STATED TASK
Each line containing the word "Babaların" needs to be copied.

(Collection entries)

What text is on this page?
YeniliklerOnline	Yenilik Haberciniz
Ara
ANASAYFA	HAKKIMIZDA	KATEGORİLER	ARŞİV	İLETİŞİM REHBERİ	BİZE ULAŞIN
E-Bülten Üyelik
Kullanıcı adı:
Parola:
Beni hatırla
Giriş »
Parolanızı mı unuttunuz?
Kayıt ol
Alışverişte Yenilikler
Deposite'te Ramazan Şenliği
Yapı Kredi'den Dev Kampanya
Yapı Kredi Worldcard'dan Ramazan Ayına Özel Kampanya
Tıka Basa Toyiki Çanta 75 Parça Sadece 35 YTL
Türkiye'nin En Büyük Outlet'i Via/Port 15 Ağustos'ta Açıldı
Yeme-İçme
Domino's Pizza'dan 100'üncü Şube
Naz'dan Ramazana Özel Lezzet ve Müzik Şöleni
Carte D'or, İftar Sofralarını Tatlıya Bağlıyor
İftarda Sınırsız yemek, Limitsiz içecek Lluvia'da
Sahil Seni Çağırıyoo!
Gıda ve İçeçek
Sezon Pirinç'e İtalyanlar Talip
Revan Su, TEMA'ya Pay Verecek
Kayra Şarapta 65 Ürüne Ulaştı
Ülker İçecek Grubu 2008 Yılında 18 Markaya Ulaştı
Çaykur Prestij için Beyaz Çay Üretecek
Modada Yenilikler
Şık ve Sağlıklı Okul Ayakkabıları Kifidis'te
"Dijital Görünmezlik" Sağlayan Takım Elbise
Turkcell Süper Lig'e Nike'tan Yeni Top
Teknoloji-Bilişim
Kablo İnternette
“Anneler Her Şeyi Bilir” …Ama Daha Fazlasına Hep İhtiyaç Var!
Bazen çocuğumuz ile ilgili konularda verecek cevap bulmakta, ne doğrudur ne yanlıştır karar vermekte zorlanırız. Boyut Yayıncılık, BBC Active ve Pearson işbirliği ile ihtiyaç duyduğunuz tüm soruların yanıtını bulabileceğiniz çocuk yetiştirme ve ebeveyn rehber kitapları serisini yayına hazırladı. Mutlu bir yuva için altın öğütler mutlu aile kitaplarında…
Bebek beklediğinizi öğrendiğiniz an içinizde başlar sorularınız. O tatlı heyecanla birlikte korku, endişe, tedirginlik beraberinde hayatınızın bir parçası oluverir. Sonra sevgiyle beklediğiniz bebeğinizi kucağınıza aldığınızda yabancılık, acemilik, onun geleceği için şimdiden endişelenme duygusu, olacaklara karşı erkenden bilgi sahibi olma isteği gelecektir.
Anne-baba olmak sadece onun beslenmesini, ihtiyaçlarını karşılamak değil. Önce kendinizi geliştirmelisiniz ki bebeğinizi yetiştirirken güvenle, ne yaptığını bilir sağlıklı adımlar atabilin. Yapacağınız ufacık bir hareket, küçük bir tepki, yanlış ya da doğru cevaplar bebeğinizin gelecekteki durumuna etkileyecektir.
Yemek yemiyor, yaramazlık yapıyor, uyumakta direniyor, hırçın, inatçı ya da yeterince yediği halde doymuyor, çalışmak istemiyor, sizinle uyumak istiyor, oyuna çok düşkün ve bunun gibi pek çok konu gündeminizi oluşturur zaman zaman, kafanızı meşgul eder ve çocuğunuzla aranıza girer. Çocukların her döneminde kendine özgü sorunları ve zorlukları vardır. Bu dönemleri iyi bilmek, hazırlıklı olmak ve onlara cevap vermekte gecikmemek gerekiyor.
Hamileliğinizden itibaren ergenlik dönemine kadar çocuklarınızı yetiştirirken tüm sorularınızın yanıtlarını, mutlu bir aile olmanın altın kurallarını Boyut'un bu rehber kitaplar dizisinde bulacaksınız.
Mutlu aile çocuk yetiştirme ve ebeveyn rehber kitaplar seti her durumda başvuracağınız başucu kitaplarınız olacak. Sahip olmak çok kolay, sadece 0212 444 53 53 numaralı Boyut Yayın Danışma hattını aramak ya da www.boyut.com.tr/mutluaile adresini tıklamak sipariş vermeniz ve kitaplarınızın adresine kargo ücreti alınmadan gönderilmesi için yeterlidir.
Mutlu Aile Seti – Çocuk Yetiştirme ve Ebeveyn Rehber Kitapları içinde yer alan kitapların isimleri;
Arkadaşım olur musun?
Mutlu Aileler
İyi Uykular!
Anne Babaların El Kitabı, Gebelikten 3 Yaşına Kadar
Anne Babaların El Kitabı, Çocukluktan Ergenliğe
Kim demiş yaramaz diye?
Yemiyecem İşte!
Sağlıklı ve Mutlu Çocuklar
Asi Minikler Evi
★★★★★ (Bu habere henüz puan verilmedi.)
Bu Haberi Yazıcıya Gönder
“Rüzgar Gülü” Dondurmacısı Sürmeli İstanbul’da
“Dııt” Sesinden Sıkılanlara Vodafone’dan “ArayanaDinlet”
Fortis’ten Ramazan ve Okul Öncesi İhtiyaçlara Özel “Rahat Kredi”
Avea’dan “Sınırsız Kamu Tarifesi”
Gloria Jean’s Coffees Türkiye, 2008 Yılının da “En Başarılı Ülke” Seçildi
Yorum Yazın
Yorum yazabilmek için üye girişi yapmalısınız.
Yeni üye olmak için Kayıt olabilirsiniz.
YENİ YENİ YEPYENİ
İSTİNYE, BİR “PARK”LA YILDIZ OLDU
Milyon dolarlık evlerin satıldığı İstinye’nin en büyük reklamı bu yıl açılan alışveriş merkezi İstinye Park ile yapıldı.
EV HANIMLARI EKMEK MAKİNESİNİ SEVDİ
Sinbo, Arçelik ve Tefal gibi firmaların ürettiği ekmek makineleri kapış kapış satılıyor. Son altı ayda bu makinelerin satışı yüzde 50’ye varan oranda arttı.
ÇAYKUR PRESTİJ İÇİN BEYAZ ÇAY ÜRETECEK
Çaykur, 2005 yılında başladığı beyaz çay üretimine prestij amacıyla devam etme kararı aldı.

EXERCISE RESULT
Anne Babaların El Kitabı, Gebelikten 3 Yaşına Kadar
Anne Babaların El Kitabı, Çocukluktan Ergenliğe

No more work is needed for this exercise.